▽

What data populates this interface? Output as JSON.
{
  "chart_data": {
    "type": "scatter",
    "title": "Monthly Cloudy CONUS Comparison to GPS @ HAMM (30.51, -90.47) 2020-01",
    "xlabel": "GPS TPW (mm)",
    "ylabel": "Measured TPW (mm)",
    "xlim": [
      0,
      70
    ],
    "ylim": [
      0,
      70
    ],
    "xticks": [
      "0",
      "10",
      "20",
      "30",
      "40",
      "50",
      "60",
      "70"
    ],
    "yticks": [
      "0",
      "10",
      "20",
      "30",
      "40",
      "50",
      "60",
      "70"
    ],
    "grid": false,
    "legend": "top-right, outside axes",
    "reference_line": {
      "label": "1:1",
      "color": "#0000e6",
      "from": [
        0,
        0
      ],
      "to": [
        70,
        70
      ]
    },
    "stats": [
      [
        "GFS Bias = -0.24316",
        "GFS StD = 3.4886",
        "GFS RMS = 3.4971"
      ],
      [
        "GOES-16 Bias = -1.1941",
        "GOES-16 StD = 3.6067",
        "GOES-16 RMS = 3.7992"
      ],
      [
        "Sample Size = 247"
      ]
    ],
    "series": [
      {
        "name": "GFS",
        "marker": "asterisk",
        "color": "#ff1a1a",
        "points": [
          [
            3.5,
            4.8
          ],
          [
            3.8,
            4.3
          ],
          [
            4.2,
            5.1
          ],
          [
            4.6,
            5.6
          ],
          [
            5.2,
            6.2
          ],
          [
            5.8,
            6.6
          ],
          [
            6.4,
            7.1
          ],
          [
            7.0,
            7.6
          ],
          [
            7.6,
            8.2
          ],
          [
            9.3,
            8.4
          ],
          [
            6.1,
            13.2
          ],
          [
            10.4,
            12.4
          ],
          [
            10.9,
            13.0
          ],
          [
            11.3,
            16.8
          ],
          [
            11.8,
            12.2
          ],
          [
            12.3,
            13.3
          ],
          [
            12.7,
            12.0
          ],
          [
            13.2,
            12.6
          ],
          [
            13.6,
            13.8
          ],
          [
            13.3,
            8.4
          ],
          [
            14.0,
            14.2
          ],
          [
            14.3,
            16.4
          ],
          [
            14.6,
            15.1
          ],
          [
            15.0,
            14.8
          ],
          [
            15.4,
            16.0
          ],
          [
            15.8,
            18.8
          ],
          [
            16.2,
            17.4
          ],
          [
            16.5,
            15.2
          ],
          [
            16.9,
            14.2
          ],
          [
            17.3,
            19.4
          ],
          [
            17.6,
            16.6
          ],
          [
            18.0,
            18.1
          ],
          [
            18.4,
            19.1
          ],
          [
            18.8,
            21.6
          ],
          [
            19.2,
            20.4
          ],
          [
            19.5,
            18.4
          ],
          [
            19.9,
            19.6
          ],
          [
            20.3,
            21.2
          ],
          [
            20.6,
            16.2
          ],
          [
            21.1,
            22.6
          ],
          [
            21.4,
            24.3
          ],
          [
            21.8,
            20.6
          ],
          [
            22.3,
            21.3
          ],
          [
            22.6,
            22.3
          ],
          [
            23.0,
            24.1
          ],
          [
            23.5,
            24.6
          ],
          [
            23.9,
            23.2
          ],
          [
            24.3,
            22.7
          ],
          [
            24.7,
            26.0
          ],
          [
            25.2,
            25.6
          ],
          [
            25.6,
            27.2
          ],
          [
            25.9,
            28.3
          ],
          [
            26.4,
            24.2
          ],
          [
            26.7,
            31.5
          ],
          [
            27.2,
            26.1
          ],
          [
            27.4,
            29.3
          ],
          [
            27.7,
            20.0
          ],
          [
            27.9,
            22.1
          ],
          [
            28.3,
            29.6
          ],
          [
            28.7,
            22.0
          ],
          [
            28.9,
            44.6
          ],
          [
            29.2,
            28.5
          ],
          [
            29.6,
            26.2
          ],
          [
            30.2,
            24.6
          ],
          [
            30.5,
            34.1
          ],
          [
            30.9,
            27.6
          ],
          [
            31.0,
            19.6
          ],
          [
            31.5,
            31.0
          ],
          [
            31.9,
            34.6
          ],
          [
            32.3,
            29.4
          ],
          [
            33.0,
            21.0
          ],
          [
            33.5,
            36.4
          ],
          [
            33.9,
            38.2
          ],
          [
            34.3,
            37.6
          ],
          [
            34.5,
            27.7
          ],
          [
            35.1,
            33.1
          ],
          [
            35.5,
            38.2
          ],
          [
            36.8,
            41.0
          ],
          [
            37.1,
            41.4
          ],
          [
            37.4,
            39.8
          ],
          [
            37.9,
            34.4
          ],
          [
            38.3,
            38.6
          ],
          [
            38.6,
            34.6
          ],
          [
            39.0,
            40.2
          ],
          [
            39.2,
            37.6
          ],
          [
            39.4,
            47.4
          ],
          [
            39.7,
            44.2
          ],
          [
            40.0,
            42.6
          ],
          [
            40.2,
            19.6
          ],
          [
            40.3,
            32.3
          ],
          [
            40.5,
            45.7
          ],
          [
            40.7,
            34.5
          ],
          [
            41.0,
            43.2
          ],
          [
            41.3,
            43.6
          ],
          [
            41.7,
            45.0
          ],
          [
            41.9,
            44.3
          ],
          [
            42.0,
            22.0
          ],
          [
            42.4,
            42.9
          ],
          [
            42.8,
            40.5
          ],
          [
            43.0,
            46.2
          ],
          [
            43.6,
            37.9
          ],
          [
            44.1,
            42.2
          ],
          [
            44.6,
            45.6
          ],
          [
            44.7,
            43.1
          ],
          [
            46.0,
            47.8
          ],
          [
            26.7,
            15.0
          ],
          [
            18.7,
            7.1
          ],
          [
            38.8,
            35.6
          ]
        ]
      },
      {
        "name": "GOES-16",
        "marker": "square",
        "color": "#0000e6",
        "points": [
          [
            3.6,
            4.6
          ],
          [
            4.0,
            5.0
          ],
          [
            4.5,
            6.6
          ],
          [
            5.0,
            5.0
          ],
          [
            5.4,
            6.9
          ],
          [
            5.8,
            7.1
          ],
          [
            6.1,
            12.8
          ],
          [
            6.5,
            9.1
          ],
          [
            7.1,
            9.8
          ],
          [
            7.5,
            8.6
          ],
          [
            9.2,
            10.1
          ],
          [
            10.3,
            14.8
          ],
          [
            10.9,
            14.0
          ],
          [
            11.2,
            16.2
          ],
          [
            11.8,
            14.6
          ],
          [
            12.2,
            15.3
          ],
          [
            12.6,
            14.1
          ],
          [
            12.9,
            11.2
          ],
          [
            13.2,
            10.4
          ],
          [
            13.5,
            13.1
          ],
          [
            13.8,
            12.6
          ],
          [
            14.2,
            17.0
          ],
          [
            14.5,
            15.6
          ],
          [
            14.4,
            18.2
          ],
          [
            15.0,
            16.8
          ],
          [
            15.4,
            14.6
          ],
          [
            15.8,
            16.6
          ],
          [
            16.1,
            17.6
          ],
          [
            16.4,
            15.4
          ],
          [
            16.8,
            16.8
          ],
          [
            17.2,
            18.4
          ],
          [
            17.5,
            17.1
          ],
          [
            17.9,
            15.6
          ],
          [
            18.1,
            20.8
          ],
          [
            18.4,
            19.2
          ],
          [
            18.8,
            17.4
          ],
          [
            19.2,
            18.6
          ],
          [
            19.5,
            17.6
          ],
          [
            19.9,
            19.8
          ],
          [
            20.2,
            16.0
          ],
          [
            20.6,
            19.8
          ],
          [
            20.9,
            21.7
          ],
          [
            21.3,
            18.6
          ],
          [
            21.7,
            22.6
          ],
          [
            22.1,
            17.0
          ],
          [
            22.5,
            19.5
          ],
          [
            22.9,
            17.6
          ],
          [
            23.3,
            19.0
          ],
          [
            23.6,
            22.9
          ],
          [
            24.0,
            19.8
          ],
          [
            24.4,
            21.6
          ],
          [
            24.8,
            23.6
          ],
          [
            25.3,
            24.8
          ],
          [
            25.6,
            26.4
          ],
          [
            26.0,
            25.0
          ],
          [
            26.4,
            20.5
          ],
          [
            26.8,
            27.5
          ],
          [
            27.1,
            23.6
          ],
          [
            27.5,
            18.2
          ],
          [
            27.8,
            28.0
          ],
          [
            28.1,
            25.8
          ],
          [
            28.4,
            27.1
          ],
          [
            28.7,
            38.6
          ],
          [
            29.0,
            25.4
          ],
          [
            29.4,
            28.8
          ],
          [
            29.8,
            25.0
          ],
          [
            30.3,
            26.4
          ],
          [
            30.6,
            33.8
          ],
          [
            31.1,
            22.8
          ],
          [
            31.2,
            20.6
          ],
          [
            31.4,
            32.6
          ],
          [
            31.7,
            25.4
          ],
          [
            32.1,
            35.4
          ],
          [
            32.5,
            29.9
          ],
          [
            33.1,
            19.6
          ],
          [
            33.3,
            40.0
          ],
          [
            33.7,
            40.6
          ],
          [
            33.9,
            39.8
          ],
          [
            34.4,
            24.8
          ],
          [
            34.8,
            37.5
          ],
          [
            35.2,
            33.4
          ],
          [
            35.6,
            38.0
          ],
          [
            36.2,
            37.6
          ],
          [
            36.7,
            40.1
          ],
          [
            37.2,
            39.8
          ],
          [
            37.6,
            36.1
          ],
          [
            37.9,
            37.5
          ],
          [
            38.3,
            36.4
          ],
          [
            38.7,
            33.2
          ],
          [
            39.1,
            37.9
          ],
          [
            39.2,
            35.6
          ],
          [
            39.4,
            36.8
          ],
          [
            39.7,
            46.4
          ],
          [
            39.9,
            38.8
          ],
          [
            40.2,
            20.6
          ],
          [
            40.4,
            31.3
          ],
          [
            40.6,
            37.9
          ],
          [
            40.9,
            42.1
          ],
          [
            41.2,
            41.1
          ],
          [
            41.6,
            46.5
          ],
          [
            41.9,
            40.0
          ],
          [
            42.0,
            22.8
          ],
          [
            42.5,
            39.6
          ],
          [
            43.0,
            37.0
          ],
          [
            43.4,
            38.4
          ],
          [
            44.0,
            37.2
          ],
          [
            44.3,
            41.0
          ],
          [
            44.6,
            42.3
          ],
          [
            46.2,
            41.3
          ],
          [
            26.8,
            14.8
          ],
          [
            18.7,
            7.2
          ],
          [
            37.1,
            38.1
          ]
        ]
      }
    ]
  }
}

△

_Work instructions_. Return each line with "color".

_Result_.
      "color": "#0000e6",
        "color": "#ff1a1a",
        "color": "#0000e6",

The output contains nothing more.